Give only the number of lines in the data that contain the word "this".
## BEGIN
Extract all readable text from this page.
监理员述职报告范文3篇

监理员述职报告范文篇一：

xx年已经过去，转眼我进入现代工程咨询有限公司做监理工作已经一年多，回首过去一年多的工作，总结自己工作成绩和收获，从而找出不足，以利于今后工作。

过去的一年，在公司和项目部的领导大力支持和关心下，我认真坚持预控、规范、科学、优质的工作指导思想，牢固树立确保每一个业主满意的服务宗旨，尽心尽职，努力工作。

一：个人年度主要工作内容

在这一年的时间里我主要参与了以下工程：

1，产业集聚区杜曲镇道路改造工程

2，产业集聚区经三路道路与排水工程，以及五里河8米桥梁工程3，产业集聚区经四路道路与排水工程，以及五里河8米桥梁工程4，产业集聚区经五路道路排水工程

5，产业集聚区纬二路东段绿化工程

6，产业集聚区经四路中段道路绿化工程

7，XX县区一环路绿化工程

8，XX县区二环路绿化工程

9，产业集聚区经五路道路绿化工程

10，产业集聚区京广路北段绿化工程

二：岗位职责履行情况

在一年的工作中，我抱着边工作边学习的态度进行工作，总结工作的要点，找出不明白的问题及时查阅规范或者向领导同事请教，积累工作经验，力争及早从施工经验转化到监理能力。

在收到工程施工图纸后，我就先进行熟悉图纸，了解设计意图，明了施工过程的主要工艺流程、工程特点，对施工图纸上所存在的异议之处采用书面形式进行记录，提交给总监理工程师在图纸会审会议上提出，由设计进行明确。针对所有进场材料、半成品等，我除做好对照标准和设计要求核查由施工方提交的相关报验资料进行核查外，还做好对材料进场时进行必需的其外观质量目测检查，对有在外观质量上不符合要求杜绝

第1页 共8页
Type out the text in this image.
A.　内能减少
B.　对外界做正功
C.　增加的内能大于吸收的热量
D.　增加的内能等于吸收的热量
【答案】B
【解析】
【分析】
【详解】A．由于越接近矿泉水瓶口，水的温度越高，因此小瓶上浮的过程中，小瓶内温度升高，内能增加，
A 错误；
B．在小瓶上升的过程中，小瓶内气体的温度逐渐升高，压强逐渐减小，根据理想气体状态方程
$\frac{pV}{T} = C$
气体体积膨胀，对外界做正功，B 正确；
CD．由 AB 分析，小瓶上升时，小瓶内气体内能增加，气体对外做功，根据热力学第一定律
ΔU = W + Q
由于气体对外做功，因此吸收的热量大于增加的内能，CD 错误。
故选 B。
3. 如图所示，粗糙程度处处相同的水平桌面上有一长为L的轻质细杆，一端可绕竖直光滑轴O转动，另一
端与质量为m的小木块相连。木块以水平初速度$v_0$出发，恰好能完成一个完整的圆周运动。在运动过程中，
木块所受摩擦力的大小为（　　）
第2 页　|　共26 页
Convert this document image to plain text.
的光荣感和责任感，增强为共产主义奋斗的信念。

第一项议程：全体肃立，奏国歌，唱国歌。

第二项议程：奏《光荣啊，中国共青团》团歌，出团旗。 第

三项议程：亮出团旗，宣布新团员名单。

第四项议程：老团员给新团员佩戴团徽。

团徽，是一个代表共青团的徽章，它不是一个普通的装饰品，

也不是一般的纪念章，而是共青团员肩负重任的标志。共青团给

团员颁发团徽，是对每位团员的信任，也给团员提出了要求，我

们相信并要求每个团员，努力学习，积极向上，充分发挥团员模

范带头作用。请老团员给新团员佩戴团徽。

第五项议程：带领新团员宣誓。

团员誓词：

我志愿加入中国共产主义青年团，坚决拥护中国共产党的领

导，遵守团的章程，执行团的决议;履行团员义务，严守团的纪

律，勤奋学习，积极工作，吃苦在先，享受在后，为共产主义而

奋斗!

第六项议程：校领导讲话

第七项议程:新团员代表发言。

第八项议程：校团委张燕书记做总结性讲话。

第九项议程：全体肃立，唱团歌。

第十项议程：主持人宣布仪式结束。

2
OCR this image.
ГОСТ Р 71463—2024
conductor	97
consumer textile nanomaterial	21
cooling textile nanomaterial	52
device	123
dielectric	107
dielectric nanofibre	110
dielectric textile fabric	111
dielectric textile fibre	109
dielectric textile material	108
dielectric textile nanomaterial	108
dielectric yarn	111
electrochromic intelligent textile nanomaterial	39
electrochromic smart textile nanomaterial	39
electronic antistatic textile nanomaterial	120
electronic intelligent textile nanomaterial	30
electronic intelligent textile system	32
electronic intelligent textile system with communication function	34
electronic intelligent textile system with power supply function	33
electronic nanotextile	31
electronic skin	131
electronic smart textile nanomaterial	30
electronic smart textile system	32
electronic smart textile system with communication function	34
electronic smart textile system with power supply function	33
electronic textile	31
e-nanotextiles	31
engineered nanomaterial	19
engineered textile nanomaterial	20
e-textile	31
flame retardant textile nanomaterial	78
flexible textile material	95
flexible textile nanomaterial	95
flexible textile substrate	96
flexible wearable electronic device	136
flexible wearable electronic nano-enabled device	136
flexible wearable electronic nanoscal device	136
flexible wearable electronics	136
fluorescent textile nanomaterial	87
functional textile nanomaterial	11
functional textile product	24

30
## END
**WRITTEN RESPONSE**.
4